▶ **本文抜粋**:
最近はファッションを“解説”するコンテンツが増えたように感じます。
試しに『🔍 ファッション 解説』で検索してみたところ、
「おしゃれ上級者は知っている」「ブランド解説」「着こなし解説」等…それはたくさんの“ファッション解説コンテンツ”が溢れていました。

一見すると、確かにどれも明快で、一本筋が通ったものばかりに思えます。
ただ、この“解説コンテンツ”がファッションにもたらした誤謬が幾分かあるな、とも感じています。一つ事例を取り上げてみます。

ハトとカエルのバッグをめぐる理解

2022年に“とあるバッグ”が発売されファッション界を賑わせました。
そのバッグがこちら。

ピジョン クラッチバッグ

これは現在のファッション界を牽引するブランドJW Andersonが発表したアイテムです。右羽根の部分が開閉式になっており、列記とした“バッグ”の様相。鳩の胴の部分を手に持てば、クラッチバッグそのものです。
この鳩バッグに対して「これがバッグ?」と思った方はこちらの記事をご覧ください。その考えが覆ります。

この鳩バッグが発表されると、ファッション界隈では「なぜ鳩をモチーフにしたのか?」という議論が巻き起こり、「幸福」を象徴するものとして用いられたのではないか…という理解に落ち着いていました。

続く翌年、発表された新作のバッグがこちら。

フロッグ クラッチバッグ

そうです、カエルのクラッチバッグです。
当然このバッグにも「なぜ数ある動物の中でカエルなのか?」という疑問の声が多数寄せられました。
JW Andersonでは以前から「ジェンダー」に対する問題提起が度々みられたことから「種類によって、生まれた時の性別から分岐(性転換)がある生物の象徴としてカエル」なのではないかと噂されました。

その後、この鳩やカエルをめぐる話題についてインタビューされた デザイナーの[ジョナサン・アンダーソン]は極めて痛快な回答を示します。

鳩やカエルなど、コレクションの中に動物が数多く登場する理由は?
ジョナサン:分からないです(笑)。特に理由があるわけではないですが、動物はユーモアを感じさせるし、かわいいですからね(笑)。

▶ **課題 1**: ファッション解説を扱った本文によると、カエルのクラッチバッグがある生物の象徴ではないかと噂されたのはなぜか。1〜3文で説明しなさい。
▶ **課題 2**: ファッション解説を扱った本文で、鳩のバッグのモチーフについてファッション界隈はどのような理解に落ち着いたとされているか。
▶ **課題 3**: ファッション解説を扱った本文を、最後の文のあとから書き継ぎなさい。
以下のデータは本文の内容とは関わりがありません。

要素の位置データ:

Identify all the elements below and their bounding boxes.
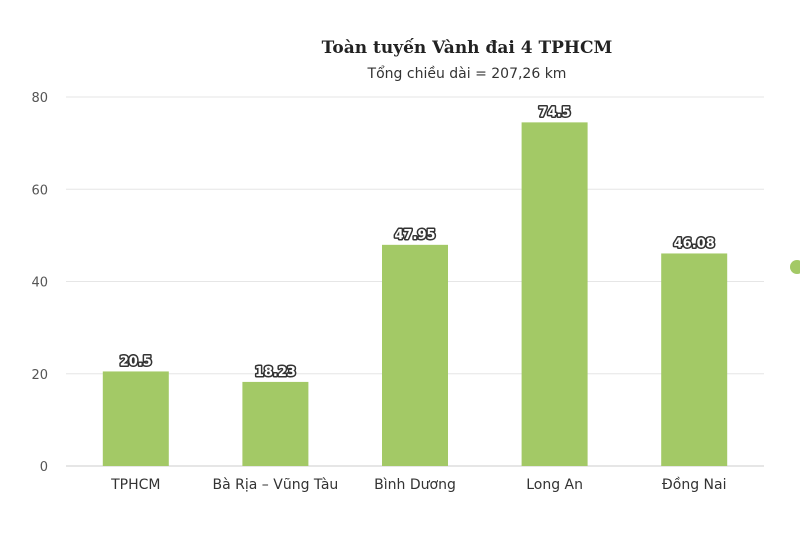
- bar: [661, 253, 728, 466]
- y-tick-label: 80: [31, 91, 48, 106]
- bar: [382, 244, 448, 466]
- legend-marker: [790, 260, 800, 274]
- data-label: 47.95: [394, 228, 435, 243]
- chart-subtitle: Tổng chiều dài = 207,26 km: [367, 66, 567, 82]
- x-tick-label: Long An: [526, 477, 583, 493]
- y-tick-label: 0: [40, 460, 48, 475]
- x-tick-label: Bình Dương: [374, 477, 456, 493]
- y-tick-label: 60: [31, 183, 48, 198]
- x-tick-label: Bà Rịa – Vũng Tàu: [213, 477, 339, 493]
- chart-title: Toàn tuyến Vành đai 4 TPHCM: [321, 38, 613, 58]
- data-label: 46.08: [674, 236, 715, 251]
- bar: [521, 122, 588, 467]
- x-tick-label: TPHCM: [110, 477, 160, 493]
- bar: [242, 381, 309, 466]
- x-tick-label: Đồng Nai: [662, 476, 727, 493]
- y-tick-label: 40: [31, 276, 48, 291]
- data-label: 18.23: [255, 365, 296, 380]
- bar: [102, 371, 169, 466]
- data-label: 20.5: [120, 354, 152, 369]
- data-label: 74.5: [539, 105, 571, 120]
- y-tick-label: 20: [31, 368, 48, 383]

▶ **解答 1**: JW Andersonでは以前から「ジェンダー」に対する問題提起がたびたび見られたからです。そのため、種類によっては生まれた時の性別から分岐(性転換)がある生物の象徴としてカエルが選ばれたのではないかと噂されました。

▶ **解答 2**: 「幸福」を象徴するものとして用いられたのではないか、という理解に落ち着きました。

▶ **解答 3**:
ジョナサン・アンダーソンにインタビュー かなえたかった夢や日本の好きなところは?FASHIONSNAP

鳩は「幸福」、カエルは「ジェンダーフリー」の象徴としてモチーフにされたのではないか、というファンの理解とは裏腹に、このモチーフには「特に理由があるわけではない」と語ったのです。

ハトとカエルからわかるファッションの“理由のなさ”

多くの人が、[ジョナサン・アンダーソン]が何らかの意味を持ってデザインしたであろうと考えていた“ハトとカエルのバッグ”は単に「ユーモアとかわいらしさ」から製作されたものでした。

そう、ファッションとは本来こんなものなのです。
それにも関わらず、デザイナーの頭の中を解剖するかの如く、そのデザインのルーツや意味を必要以上に“理解”しようとするのは、ナンセンスです。
この「ファッションを理解しよう」とする傾向はまさに、“ファッション解説コンテンツ”が生んだファッションに対する偏った思考なのではないかと感じます。

前提として「ファッションは“理解するものではない(できるものではない)”」。たしかに、“デザイン”領域のレベルでは意味や文脈を理解することができます。例えば、デニムパンツの小さいポケットはコインや懐中時計を入れるためのものや、シャツの裾が長いのは下着の代わりに着用されていたため、のようなデザインレベルの話です。
一方、“アート”領域のファッションにはそれらが用意されておらず、問題提起があるだけ。「この鳩やカエルのバッグをあなたはどう観ますか?」と。
本来、ファッションはもっと直感的な気づきや刺激に目を向けるべきです。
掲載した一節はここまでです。